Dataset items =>

··········

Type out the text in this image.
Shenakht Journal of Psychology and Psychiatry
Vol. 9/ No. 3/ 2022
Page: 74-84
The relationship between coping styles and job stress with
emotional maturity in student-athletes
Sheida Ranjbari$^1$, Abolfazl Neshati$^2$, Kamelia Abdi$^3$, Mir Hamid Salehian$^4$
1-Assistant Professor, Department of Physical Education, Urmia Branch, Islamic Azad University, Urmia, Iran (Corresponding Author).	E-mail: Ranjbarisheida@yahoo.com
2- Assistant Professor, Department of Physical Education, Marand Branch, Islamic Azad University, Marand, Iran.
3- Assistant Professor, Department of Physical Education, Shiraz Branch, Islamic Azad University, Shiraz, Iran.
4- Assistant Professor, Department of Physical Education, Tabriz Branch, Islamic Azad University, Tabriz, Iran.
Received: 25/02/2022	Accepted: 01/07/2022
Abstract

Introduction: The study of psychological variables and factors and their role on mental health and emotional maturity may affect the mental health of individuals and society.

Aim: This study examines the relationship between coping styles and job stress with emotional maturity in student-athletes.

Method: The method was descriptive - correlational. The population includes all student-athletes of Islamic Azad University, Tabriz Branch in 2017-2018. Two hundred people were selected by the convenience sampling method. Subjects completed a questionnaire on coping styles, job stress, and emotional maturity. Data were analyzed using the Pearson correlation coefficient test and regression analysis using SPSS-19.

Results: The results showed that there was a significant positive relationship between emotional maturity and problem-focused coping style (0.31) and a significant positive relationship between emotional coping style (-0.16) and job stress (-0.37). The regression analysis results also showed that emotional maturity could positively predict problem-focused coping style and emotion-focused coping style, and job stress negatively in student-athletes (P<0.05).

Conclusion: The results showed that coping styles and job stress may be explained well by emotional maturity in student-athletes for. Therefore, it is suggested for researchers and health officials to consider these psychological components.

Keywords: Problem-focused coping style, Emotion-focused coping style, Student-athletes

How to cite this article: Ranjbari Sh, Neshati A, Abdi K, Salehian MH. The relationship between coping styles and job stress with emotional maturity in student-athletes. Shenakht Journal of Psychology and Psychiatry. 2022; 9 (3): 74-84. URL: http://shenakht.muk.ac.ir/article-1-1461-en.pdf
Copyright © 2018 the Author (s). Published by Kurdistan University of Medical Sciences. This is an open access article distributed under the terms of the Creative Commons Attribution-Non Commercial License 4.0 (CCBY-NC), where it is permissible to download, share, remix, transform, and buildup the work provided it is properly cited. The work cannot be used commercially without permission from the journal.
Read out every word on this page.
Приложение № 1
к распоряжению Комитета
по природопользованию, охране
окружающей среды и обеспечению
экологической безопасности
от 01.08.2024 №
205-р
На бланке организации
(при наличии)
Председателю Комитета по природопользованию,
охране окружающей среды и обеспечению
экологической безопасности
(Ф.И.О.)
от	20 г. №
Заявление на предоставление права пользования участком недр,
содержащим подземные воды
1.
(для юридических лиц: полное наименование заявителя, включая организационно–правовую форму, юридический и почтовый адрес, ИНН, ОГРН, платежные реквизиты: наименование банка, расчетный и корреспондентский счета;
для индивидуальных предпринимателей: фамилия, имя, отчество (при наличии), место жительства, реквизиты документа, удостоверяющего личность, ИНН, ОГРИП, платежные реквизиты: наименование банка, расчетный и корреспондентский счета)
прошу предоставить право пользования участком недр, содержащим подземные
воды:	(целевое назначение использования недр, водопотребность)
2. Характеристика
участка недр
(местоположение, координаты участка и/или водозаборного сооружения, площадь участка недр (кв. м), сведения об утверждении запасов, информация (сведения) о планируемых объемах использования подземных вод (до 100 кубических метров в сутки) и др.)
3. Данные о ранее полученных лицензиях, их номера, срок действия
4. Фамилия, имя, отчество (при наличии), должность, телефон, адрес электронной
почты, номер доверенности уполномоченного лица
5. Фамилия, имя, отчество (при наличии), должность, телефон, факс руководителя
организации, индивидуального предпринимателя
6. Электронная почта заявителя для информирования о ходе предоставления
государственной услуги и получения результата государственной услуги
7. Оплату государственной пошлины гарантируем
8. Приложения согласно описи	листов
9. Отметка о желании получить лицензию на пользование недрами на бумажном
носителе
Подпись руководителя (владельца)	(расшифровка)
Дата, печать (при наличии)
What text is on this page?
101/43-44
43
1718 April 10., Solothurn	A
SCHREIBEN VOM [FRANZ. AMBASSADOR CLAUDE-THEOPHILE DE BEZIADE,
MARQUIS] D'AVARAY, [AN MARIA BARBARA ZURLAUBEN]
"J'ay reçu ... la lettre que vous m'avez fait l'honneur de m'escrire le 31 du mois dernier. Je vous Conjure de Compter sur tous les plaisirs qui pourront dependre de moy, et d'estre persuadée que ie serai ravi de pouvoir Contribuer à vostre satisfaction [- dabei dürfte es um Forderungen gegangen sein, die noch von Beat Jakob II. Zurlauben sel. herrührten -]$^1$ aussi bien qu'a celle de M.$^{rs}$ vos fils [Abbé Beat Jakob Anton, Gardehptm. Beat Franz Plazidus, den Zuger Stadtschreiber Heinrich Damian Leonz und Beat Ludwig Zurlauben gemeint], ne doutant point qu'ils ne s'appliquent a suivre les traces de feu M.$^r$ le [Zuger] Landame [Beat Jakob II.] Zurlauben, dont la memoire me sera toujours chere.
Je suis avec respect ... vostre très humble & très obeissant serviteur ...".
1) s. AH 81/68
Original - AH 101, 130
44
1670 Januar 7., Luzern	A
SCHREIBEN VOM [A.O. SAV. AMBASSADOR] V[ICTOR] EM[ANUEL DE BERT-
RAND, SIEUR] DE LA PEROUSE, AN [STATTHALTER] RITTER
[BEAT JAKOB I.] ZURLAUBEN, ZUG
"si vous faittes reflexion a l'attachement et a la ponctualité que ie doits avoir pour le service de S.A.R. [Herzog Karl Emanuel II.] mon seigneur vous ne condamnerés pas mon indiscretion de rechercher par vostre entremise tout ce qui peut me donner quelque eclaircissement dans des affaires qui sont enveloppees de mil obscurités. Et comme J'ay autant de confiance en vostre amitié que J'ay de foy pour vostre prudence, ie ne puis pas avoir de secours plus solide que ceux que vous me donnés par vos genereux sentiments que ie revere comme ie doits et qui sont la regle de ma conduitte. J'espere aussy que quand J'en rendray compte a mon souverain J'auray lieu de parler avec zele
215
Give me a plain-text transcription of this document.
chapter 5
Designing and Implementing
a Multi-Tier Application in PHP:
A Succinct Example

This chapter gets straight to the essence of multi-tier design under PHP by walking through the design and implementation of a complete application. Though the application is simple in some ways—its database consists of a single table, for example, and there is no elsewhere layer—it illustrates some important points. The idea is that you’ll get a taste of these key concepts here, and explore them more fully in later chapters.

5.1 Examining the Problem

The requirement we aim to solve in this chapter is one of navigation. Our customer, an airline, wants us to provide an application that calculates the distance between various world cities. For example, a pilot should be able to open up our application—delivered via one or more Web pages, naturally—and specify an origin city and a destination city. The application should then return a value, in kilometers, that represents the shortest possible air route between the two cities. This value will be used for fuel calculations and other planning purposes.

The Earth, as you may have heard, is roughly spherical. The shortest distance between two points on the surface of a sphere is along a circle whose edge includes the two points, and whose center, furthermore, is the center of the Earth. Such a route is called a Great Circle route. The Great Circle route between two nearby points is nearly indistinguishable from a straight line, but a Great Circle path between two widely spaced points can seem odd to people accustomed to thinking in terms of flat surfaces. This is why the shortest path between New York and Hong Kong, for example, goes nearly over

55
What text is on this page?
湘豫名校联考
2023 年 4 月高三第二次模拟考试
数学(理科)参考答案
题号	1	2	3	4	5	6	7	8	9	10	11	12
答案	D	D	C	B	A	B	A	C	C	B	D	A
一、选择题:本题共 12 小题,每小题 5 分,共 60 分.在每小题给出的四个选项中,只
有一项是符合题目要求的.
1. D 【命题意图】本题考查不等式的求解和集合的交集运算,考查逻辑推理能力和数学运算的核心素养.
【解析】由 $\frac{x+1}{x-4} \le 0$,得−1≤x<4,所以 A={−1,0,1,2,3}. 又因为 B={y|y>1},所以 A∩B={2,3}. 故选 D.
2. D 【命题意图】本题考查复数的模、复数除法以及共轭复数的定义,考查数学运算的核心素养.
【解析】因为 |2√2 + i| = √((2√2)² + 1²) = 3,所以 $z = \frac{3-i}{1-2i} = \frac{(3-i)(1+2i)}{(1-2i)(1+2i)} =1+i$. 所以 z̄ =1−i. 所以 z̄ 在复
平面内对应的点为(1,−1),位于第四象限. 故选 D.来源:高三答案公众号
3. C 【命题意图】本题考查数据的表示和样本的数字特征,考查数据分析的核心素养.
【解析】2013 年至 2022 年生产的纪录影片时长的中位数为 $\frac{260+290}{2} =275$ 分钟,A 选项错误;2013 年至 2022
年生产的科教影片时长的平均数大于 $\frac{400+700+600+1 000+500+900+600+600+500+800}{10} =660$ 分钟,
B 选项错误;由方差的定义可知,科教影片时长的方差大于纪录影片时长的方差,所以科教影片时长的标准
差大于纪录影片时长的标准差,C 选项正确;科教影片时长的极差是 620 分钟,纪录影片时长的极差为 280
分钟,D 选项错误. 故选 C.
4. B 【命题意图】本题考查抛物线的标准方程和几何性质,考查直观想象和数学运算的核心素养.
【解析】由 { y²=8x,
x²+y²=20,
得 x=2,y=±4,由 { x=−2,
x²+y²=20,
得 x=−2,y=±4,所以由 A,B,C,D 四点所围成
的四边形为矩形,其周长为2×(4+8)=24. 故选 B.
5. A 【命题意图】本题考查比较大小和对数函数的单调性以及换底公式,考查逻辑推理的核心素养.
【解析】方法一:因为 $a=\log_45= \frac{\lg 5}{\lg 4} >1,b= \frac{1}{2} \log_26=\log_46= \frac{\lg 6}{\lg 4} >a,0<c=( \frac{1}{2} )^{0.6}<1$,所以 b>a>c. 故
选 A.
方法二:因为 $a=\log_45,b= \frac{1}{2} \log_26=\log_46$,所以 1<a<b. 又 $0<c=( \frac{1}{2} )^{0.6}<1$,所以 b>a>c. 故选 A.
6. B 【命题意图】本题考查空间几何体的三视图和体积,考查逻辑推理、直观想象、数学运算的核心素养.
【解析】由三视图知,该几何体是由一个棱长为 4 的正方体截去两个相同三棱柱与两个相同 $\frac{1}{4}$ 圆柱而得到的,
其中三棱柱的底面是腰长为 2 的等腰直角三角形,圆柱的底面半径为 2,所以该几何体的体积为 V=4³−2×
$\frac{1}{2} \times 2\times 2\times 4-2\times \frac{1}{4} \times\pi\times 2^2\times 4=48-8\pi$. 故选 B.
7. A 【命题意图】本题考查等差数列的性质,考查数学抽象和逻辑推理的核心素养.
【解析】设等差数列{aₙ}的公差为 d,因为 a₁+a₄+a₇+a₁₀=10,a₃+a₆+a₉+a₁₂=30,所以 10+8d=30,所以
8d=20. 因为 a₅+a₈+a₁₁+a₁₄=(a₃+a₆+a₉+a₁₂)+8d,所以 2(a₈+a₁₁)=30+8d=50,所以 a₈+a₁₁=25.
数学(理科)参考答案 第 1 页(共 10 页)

··········

Count the lines in the records above that contain the word "points", and reply with only that number.

2